REQUIRED TASK:
Would you output the whole listing below, exactly as it reads?
-------
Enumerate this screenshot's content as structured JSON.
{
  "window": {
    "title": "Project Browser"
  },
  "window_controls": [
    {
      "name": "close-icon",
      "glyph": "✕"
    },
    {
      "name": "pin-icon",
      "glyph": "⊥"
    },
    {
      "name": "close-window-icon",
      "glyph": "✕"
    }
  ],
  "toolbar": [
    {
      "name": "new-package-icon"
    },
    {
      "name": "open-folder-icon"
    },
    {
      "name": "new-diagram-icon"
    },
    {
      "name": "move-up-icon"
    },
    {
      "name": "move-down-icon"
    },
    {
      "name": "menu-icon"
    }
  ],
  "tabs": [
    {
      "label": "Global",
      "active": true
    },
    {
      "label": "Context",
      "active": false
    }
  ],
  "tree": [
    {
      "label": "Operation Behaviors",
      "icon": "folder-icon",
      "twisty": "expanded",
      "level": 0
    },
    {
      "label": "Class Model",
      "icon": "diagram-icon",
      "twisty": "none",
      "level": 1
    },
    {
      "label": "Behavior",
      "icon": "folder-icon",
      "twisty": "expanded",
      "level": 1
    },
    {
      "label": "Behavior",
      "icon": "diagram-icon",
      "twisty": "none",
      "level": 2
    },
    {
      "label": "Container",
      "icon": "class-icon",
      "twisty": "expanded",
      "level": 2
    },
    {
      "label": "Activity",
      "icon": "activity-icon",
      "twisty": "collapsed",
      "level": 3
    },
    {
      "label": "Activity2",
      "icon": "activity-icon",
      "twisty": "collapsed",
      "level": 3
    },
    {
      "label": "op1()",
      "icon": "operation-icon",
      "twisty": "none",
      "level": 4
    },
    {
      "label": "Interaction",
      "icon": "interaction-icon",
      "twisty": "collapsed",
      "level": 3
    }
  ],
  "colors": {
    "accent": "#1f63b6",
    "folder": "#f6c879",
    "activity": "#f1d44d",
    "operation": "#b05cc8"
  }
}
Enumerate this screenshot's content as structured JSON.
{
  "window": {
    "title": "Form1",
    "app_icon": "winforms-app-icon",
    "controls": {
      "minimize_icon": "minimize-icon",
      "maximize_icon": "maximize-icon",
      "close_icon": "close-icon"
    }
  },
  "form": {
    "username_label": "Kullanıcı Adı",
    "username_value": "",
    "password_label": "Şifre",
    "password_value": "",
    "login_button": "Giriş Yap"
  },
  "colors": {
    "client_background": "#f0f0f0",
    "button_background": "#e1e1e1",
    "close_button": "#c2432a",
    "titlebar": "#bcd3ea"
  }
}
-------
RESULT:
Enumerate this screenshot's content as structured JSON.
{
  "window": {
    "title": "Project Browser"
  },
  "window_controls": [
    {
      "name": "close-icon",
      "glyph": "✕"
    },
    {
      "name": "pin-icon",
      "glyph": "⊥"
    },
    {
      "name": "close-window-icon",
      "glyph": "✕"
    }
  ],
  "toolbar": [
    {
      "name": "new-package-icon"
    },
    {
      "name": "open-folder-icon"
    },
    {
      "name": "new-diagram-icon"
    },
    {
      "name": "move-up-icon"
    },
    {
      "name": "move-down-icon"
    },
    {
      "name": "menu-icon"
    }
  ],
  "tabs": [
    {
      "label": "Global",
      "active": true
    },
    {
      "label": "Context",
      "active": false
    }
  ],
  "tree": [
    {
      "label": "Operation Behaviors",
      "icon": "folder-icon",
      "twisty": "expanded",
      "level": 0
    },
    {
      "label": "Class Model",
      "icon": "diagram-icon",
      "twisty": "none",
      "level": 1
    },
    {
      "label": "Behavior",
      "icon": "folder-icon",
      "twisty": "expanded",
      "level": 1
    },
    {
      "label": "Behavior",
      "icon": "diagram-icon",
      "twisty": "none",
      "level": 2
    },
    {
      "label": "Container",
      "icon": "class-icon",
      "twisty": "expanded",
      "level": 2
    },
    {
      "label": "Activity",
      "icon": "activity-icon",
      "twisty": "collapsed",
      "level": 3
    },
    {
      "label": "Activity2",
      "icon": "activity-icon",
      "twisty": "collapsed",
      "level": 3
    },
    {
      "label": "op1()",
      "icon": "operation-icon",
      "twisty": "none",
      "level": 4
    },
    {
      "label": "Interaction",
      "icon": "interaction-icon",
      "twisty": "collapsed",
      "level": 3
    }
  ],
  "colors": {
    "accent": "#1f63b6",
    "folder": "#f6c879",
    "activity": "#f1d44d",
    "operation": "#b05cc8"
  }
}
Enumerate this screenshot's content as structured JSON.
{
  "window": {
    "title": "Form1",
    "app_icon": "winforms-app-icon",
    "controls": {
      "minimize_icon": "minimize-icon",
      "maximize_icon": "maximize-icon",
      "close_icon": "close-icon"
    }
  },
  "form": {
    "username_label": "Kullanıcı Adı",
    "username_value": "",
    "password_label": "Şifre",
    "password_value": "",
    "login_button": "Giriş Yap"
  },
  "colors": {
    "client_background": "#f0f0f0",
    "button_background": "#e1e1e1",
    "close_button": "#c2432a",
    "titlebar": "#bcd3ea"
  }
}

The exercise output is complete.